[Excerpted records start]

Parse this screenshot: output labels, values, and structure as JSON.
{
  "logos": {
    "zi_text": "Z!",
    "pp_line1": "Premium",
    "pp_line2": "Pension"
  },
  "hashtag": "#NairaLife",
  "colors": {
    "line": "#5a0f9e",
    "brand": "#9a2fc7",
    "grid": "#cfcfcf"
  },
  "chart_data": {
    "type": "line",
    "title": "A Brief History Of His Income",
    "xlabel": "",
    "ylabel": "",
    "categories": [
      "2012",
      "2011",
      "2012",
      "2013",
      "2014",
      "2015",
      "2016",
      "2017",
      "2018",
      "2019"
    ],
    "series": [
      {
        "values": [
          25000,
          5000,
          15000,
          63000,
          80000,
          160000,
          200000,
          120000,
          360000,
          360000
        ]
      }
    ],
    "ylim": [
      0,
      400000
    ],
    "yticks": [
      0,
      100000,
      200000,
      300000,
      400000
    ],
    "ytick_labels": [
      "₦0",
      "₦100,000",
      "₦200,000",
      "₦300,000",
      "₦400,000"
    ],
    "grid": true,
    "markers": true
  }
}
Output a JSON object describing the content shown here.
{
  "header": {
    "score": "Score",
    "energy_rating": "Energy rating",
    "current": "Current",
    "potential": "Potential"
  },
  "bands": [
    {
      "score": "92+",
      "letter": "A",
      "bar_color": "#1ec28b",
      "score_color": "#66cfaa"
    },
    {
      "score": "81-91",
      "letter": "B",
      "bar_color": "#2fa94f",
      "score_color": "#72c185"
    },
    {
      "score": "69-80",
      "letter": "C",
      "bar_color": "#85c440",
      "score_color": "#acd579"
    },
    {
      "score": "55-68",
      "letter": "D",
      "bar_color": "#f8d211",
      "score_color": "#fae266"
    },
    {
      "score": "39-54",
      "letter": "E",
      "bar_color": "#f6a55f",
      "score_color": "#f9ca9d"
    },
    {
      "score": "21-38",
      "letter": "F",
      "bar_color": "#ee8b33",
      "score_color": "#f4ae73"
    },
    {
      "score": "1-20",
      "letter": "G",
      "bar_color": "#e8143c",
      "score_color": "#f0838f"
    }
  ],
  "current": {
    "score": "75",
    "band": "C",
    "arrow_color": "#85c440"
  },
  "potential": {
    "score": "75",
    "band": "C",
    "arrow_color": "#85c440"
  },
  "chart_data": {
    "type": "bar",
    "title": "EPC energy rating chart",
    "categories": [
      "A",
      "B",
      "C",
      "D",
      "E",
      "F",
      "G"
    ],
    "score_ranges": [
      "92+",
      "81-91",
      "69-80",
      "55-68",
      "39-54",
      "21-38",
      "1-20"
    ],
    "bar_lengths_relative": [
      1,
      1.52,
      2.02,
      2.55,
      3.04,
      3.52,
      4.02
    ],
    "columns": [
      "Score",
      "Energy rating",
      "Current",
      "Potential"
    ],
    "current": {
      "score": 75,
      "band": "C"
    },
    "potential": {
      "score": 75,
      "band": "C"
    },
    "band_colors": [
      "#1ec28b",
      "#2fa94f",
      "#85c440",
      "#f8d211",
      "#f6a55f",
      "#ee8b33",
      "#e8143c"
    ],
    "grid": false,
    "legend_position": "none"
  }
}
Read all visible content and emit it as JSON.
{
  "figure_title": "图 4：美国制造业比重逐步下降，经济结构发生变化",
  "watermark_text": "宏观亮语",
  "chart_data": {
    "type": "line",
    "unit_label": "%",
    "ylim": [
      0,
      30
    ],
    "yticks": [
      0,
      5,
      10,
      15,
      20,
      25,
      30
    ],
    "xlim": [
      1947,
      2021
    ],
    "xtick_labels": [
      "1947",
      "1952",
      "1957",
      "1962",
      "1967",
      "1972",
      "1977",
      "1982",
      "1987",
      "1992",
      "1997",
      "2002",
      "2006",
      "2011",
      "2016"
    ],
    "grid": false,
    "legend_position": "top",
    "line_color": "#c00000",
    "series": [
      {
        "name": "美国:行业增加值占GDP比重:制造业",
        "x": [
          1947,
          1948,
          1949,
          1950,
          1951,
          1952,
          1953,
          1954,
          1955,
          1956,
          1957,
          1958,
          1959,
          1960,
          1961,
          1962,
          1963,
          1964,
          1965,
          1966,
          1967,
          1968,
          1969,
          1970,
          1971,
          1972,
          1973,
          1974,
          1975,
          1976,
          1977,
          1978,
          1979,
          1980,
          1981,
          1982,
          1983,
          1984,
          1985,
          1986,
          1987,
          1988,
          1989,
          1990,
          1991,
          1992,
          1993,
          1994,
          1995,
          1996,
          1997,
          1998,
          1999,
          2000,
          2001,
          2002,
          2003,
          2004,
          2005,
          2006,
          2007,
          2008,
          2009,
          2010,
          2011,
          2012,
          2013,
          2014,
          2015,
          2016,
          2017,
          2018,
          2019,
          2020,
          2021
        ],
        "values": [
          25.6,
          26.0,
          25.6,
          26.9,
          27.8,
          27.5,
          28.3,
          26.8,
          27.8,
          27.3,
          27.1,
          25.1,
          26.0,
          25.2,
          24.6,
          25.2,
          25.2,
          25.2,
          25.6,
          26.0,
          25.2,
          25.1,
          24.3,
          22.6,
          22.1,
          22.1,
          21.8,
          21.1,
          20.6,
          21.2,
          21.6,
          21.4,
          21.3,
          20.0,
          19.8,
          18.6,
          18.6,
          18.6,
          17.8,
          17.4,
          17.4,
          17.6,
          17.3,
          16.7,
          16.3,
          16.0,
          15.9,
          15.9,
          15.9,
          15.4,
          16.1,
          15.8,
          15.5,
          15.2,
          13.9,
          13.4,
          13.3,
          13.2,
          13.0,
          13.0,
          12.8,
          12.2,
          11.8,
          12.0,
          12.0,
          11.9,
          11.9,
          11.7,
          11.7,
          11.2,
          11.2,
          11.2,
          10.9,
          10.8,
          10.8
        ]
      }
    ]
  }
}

[Excerpted records end]

Return a copy of every line that includes the word "letter".

      "letter": "A",
      "letter": "B",
      "letter": "C",
      "letter": "D",
      "letter": "E",
      "letter": "F",
      "letter": "G",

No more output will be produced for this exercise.